Figure contents as structured data:
○ ○ ○ ○

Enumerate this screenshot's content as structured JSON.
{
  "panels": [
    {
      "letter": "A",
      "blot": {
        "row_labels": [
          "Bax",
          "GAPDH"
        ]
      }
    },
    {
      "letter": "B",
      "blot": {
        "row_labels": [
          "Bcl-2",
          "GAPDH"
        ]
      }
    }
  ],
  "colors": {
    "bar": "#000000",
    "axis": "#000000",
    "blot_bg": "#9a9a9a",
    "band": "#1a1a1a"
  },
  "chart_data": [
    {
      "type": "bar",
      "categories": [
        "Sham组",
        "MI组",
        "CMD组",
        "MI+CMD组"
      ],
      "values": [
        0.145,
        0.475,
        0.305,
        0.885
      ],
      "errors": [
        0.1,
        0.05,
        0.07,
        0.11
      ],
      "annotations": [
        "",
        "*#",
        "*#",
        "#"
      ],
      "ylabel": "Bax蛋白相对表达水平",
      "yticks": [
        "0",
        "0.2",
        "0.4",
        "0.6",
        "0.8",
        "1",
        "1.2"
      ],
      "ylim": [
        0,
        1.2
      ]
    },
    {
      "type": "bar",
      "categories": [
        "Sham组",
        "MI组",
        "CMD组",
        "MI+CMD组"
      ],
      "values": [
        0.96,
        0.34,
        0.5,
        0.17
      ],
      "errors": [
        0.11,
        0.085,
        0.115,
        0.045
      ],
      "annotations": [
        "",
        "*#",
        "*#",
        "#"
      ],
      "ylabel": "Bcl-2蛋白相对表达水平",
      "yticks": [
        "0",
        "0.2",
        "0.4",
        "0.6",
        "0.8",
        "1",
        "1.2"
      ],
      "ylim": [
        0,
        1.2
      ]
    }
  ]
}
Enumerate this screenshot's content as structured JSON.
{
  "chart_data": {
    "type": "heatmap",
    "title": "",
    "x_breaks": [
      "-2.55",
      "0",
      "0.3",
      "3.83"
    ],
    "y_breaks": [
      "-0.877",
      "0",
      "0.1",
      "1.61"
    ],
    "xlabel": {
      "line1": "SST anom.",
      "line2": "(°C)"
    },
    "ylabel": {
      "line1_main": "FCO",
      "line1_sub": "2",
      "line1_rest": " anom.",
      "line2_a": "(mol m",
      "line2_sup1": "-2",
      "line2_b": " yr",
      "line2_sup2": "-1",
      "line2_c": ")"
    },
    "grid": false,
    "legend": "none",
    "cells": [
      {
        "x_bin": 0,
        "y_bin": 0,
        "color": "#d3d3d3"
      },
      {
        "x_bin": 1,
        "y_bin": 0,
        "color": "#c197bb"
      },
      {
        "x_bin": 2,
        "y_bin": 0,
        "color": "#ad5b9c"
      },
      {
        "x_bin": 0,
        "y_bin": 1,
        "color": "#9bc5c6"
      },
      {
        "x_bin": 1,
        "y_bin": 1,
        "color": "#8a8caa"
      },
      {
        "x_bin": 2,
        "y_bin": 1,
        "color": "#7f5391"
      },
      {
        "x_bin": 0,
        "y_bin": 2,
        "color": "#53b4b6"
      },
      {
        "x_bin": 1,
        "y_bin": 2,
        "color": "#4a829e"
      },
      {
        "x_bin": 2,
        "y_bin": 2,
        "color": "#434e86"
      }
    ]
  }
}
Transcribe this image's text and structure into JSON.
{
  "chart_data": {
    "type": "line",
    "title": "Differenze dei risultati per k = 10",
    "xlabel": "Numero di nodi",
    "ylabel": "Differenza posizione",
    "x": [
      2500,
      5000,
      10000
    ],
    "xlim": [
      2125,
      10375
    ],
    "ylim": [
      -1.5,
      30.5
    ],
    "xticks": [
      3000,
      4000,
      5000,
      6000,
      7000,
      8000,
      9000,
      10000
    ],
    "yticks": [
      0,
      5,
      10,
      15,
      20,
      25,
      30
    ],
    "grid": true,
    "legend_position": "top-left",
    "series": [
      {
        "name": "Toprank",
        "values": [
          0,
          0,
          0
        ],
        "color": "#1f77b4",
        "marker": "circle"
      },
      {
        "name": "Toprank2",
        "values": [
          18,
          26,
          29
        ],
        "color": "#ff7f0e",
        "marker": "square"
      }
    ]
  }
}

○ ○ ○ ○

- [EXERCISE DESCRIPTION] Return all of the entries word for word.

- [REPLY TO THE EXERCISE]
Enumerate this screenshot's content as structured JSON.
{
  "panels": [
    {
      "letter": "A",
      "blot": {
        "row_labels": [
          "Bax",
          "GAPDH"
        ]
      }
    },
    {
      "letter": "B",
      "blot": {
        "row_labels": [
          "Bcl-2",
          "GAPDH"
        ]
      }
    }
  ],
  "colors": {
    "bar": "#000000",
    "axis": "#000000",
    "blot_bg": "#9a9a9a",
    "band": "#1a1a1a"
  },
  "chart_data": [
    {
      "type": "bar",
      "categories": [
        "Sham组",
        "MI组",
        "CMD组",
        "MI+CMD组"
      ],
      "values": [
        0.145,
        0.475,
        0.305,
        0.885
      ],
      "errors": [
        0.1,
        0.05,
        0.07,
        0.11
      ],
      "annotations": [
        "",
        "*#",
        "*#",
        "#"
      ],
      "ylabel": "Bax蛋白相对表达水平",
      "yticks": [
        "0",
        "0.2",
        "0.4",
        "0.6",
        "0.8",
        "1",
        "1.2"
      ],
      "ylim": [
        0,
        1.2
      ]
    },
    {
      "type": "bar",
      "categories": [
        "Sham组",
        "MI组",
        "CMD组",
        "MI+CMD组"
      ],
      "values": [
        0.96,
        0.34,
        0.5,
        0.17
      ],
      "errors": [
        0.11,
        0.085,
        0.115,
        0.045
      ],
      "annotations": [
        "",
        "*#",
        "*#",
        "#"
      ],
      "ylabel": "Bcl-2蛋白相对表达水平",
      "yticks": [
        "0",
        "0.2",
        "0.4",
        "0.6",
        "0.8",
        "1",
        "1.2"
      ],
      "ylim": [
        0,
        1.2
      ]
    }
  ]
}
Enumerate this screenshot's content as structured JSON.
{
  "chart_data": {
    "type": "heatmap",
    "title": "",
    "x_breaks": [
      "-2.55",
      "0",
      "0.3",
      "3.83"
    ],
    "y_breaks": [
      "-0.877",
      "0",
      "0.1",
      "1.61"
    ],
    "xlabel": {
      "line1": "SST anom.",
      "line2": "(°C)"
    },
    "ylabel": {
      "line1_main": "FCO",
      "line1_sub": "2",
      "line1_rest": " anom.",
      "line2_a": "(mol m",
      "line2_sup1": "-2",
      "line2_b": " yr",
      "line2_sup2": "-1",
      "line2_c": ")"
    },
    "grid": false,
    "legend": "none",
    "cells": [
      {
        "x_bin": 0,
        "y_bin": 0,
        "color": "#d3d3d3"
      },
      {
        "x_bin": 1,
        "y_bin": 0,
        "color": "#c197bb"
      },
      {
        "x_bin": 2,
        "y_bin": 0,
        "color": "#ad5b9c"
      },
      {
        "x_bin": 0,
        "y_bin": 1,
        "color": "#9bc5c6"
      },
      {
        "x_bin": 1,
        "y_bin": 1,
        "color": "#8a8caa"
      },
      {
        "x_bin": 2,
        "y_bin": 1,
        "color": "#7f5391"
      },
      {
        "x_bin": 0,
        "y_bin": 2,
        "color": "#53b4b6"
      },
      {
        "x_bin": 1,
        "y_bin": 2,
        "color": "#4a829e"
      },
      {
        "x_bin": 2,
        "y_bin": 2,
        "color": "#434e86"
      }
    ]
  }
}
Transcribe this image's text and structure into JSON.
{
  "chart_data": {
    "type": "line",
    "title": "Differenze dei risultati per k = 10",
    "xlabel": "Numero di nodi",
    "ylabel": "Differenza posizione",
    "x": [
      2500,
      5000,
      10000
    ],
    "xlim": [
      2125,
      10375
    ],
    "ylim": [
      -1.5,
      30.5
    ],
    "xticks": [
      3000,
      4000,
      5000,
      6000,
      7000,
      8000,
      9000,
      10000
    ],
    "yticks": [
      0,
      5,
      10,
      15,
      20,
      25,
      30
    ],
    "grid": true,
    "legend_position": "top-left",
    "series": [
      {
        "name": "Toprank",
        "values": [
          0,
          0,
          0
        ],
        "color": "#1f77b4",
        "marker": "circle"
      },
      {
        "name": "Toprank2",
        "values": [
          18,
          26,
          29
        ],
        "color": "#ff7f0e",
        "marker": "square"
      }
    ]
  }
}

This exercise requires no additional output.